(Collected data)
• • • • •
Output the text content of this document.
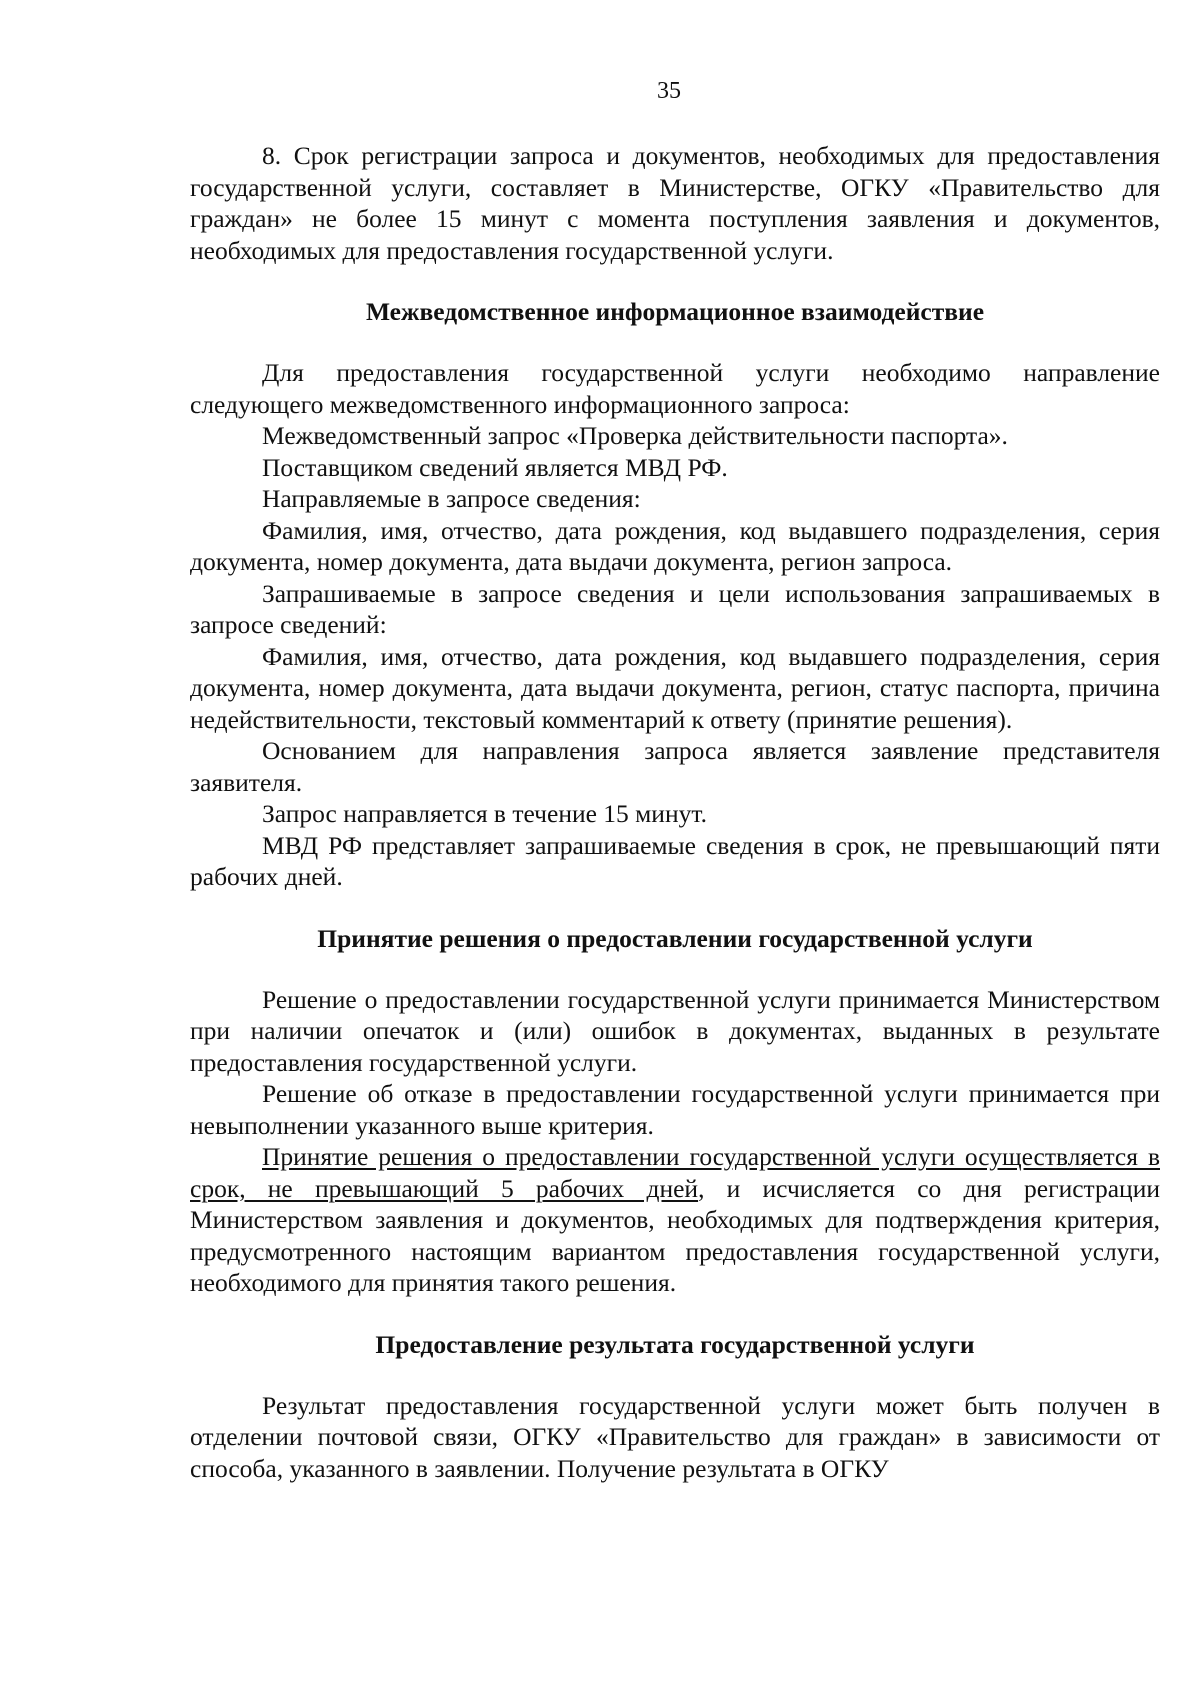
35

8. Срок регистрации запроса и документов, необходимых для предоставления государственной услуги, составляет в Министерстве, ОГКУ «Правительство для граждан» не более 15 минут с момента поступления заявления и документов, необходимых для предоставления государственной услуги.

Межведомственное информационное взаимодействие

Для предоставления государственной услуги необходимо направление следующего межведомственного информационного запроса:

Межведомственный запрос «Проверка действительности паспорта».

Поставщиком сведений является МВД РФ.

Направляемые в запросе сведения:

Фамилия, имя, отчество, дата рождения, код выдавшего подразделения, серия документа, номер документа, дата выдачи документа, регион запроса.

Запрашиваемые в запросе сведения и цели использования запрашиваемых в запросе сведений:

Фамилия, имя, отчество, дата рождения, код выдавшего подразделения, серия документа, номер документа, дата выдачи документа, регион, статус паспорта, причина недействительности, текстовый комментарий к ответу (принятие решения).

Основанием для направления запроса является заявление представителя заявителя.

Запрос направляется в течение 15 минут.

МВД РФ представляет запрашиваемые сведения в срок, не превышающий пяти рабочих дней.

Принятие решения о предоставлении государственной услуги

Решение о предоставлении государственной услуги принимается Министерством при наличии опечаток и (или) ошибок в документах, выданных в результате предоставления государственной услуги.

Решение об отказе в предоставлении государственной услуги принимается при невыполнении указанного выше критерия.

Принятие решения о предоставлении государственной услуги осуществляется в срок, не превышающий 5 рабочих дней, и исчисляется со дня регистрации Министерством заявления и документов, необходимых для подтверждения критерия, предусмотренного настоящим вариантом предоставления государственной услуги, необходимого для принятия такого решения.

Предоставление результата государственной услуги

Результат предоставления государственной услуги может быть получен в отделении почтовой связи, ОГКУ «Правительство для граждан» в зависимости от способа, указанного в заявлении. Получение результата в ОГКУ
• • • • •
== WHAT YOU SHOULD DO ==
For the data above, state only how many lines include the word "предоставлении".

== THE RESULT ==
4